*THE TASK:* Transcribe all of the data exactly. Omit the pictures.

*PROVIDED DATA:*
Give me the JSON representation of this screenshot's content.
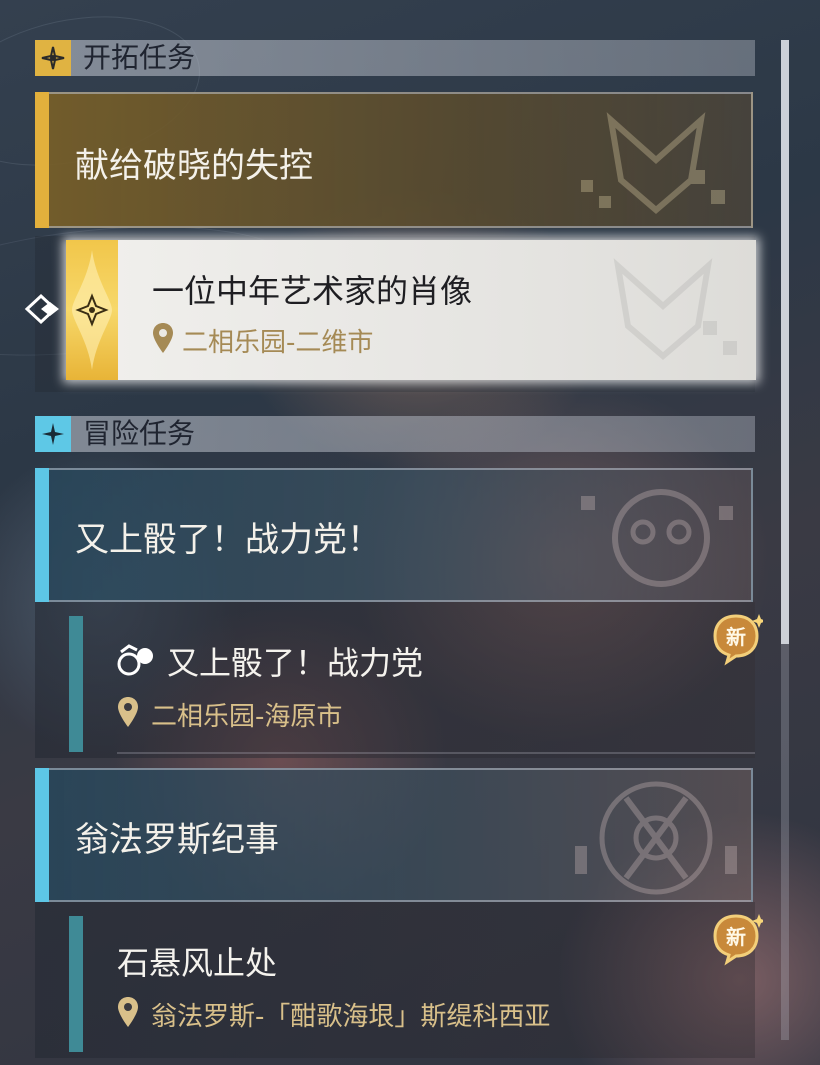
{
  "trailblaze_section": {
    "title": "开拓任务",
    "icon": "trailblaze-star-icon",
    "color": "#e0b342"
  },
  "adventure_section": {
    "title": "冒险任务",
    "icon": "adventure-star-icon",
    "color": "#5ec8e6"
  },
  "quests": {
    "main1": {
      "title": "献给破晓的失控"
    },
    "main1_sub": {
      "title": "一位中年艺术家的肖像",
      "location": "二相乐园-二维市"
    },
    "adv1": {
      "title": "又上骰了！战力党！"
    },
    "adv1_sub": {
      "title": "又上骰了！战力党",
      "location": "二相乐园-海原市",
      "badge": "新"
    },
    "adv2": {
      "title": "翁法罗斯纪事"
    },
    "adv2_sub": {
      "title": "石悬风止处",
      "location": "翁法罗斯-「酣歌海垠」斯缇科西亚",
      "badge": "新"
    }
  }
}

*WRITTEN ANSWER:*
Give me the JSON representation of this screenshot's content.
{
  "trailblaze_section": {
    "title": "开拓任务",
    "icon": "trailblaze-star-icon",
    "color": "#e0b342"
  },
  "adventure_section": {
    "title": "冒险任务",
    "icon": "adventure-star-icon",
    "color": "#5ec8e6"
  },
  "quests": {
    "main1": {
      "title": "献给破晓的失控"
    },
    "main1_sub": {
      "title": "一位中年艺术家的肖像",
      "location": "二相乐园-二维市"
    },
    "adv1": {
      "title": "又上骰了！战力党！"
    },
    "adv1_sub": {
      "title": "又上骰了！战力党",
      "location": "二相乐园-海原市",
      "badge": "新"
    },
    "adv2": {
      "title": "翁法罗斯纪事"
    },
    "adv2_sub": {
      "title": "石悬风止处",
      "location": "翁法罗斯-「酣歌海垠」斯缇科西亚",
      "badge": "新"
    }
  }
}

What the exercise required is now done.